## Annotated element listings
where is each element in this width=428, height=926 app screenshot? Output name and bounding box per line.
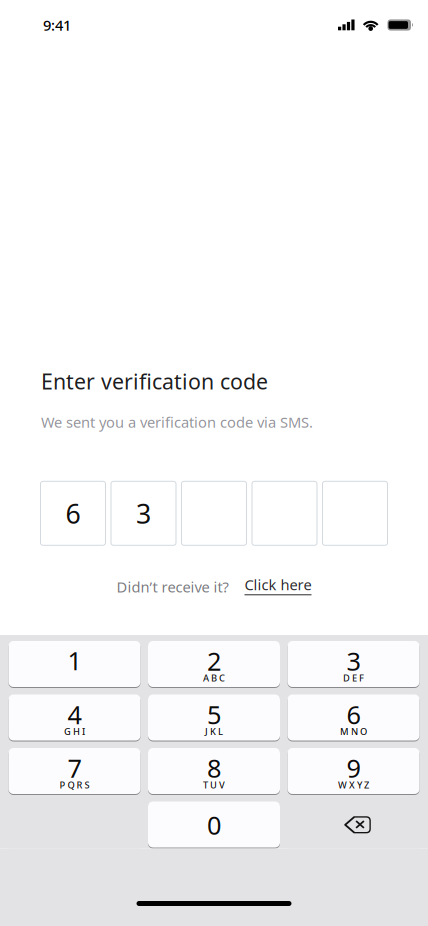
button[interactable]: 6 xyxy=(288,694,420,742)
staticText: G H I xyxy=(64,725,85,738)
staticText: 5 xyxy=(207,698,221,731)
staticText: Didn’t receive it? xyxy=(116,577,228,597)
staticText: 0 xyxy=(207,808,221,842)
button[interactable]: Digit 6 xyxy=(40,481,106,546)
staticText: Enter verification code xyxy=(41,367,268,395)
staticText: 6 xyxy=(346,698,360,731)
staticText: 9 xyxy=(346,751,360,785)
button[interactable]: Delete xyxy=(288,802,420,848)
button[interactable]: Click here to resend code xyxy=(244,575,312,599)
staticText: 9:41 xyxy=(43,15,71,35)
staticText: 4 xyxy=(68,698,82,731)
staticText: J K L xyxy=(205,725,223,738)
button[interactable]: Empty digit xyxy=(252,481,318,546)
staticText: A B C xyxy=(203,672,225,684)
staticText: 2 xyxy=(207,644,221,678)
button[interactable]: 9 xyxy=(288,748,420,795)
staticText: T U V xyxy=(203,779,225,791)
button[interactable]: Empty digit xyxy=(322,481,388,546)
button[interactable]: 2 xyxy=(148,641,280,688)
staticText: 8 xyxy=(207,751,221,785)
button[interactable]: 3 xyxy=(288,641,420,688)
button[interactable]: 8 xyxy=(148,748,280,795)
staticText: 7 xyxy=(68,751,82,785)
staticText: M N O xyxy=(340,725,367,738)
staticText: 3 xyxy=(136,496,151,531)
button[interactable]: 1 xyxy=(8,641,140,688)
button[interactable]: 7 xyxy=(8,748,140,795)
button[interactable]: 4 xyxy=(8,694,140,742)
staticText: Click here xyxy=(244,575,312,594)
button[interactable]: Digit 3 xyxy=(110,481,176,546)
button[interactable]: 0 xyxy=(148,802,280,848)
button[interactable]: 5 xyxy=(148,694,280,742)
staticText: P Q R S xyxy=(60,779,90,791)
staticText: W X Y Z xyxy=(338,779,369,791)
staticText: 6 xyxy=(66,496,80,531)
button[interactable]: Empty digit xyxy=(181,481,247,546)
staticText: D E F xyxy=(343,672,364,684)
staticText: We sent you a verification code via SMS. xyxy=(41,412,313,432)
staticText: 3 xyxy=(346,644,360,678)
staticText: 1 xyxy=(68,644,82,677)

## The task
Rewrite the listing above, swapping "Empty digit" for "Blank digit" wherever it occurs and keeping everything else the same. Leave the picture out of your answer.

## Complete answer
where is each element in this width=428, height=926 app screenshot? Output name and bounding box per line.
button[interactable]: 6 xyxy=(288,694,420,742)
staticText: G H I xyxy=(64,725,85,738)
staticText: 5 xyxy=(207,698,221,731)
staticText: Didn’t receive it? xyxy=(116,577,228,597)
staticText: 0 xyxy=(207,808,221,842)
button[interactable]: Digit 6 xyxy=(40,481,106,546)
staticText: Enter verification code xyxy=(41,367,268,395)
staticText: 6 xyxy=(346,698,360,731)
staticText: 9 xyxy=(346,751,360,785)
button[interactable]: Delete xyxy=(288,802,420,848)
button[interactable]: Click here to resend code xyxy=(244,575,312,599)
staticText: 9:41 xyxy=(43,15,71,35)
staticText: 4 xyxy=(68,698,82,731)
staticText: J K L xyxy=(205,725,223,738)
button[interactable]: Blank digit xyxy=(252,481,318,546)
staticText: A B C xyxy=(203,672,225,684)
staticText: 2 xyxy=(207,644,221,678)
button[interactable]: 9 xyxy=(288,748,420,795)
staticText: T U V xyxy=(203,779,225,791)
button[interactable]: Blank digit xyxy=(322,481,388,546)
button[interactable]: 2 xyxy=(148,641,280,688)
staticText: 8 xyxy=(207,751,221,785)
button[interactable]: 3 xyxy=(288,641,420,688)
button[interactable]: 8 xyxy=(148,748,280,795)
staticText: 7 xyxy=(68,751,82,785)
staticText: M N O xyxy=(340,725,367,738)
staticText: 3 xyxy=(136,496,151,531)
button[interactable]: 1 xyxy=(8,641,140,688)
button[interactable]: 7 xyxy=(8,748,140,795)
button[interactable]: 4 xyxy=(8,694,140,742)
staticText: Click here xyxy=(244,575,312,594)
button[interactable]: Digit 3 xyxy=(110,481,176,546)
button[interactable]: 0 xyxy=(148,802,280,848)
button[interactable]: 5 xyxy=(148,694,280,742)
staticText: P Q R S xyxy=(60,779,90,791)
staticText: W X Y Z xyxy=(338,779,369,791)
staticText: 6 xyxy=(66,496,80,531)
button[interactable]: Blank digit xyxy=(181,481,247,546)
staticText: D E F xyxy=(343,672,364,684)
staticText: We sent you a verification code via SMS. xyxy=(41,412,313,432)
staticText: 3 xyxy=(346,644,360,678)
staticText: 1 xyxy=(68,644,82,677)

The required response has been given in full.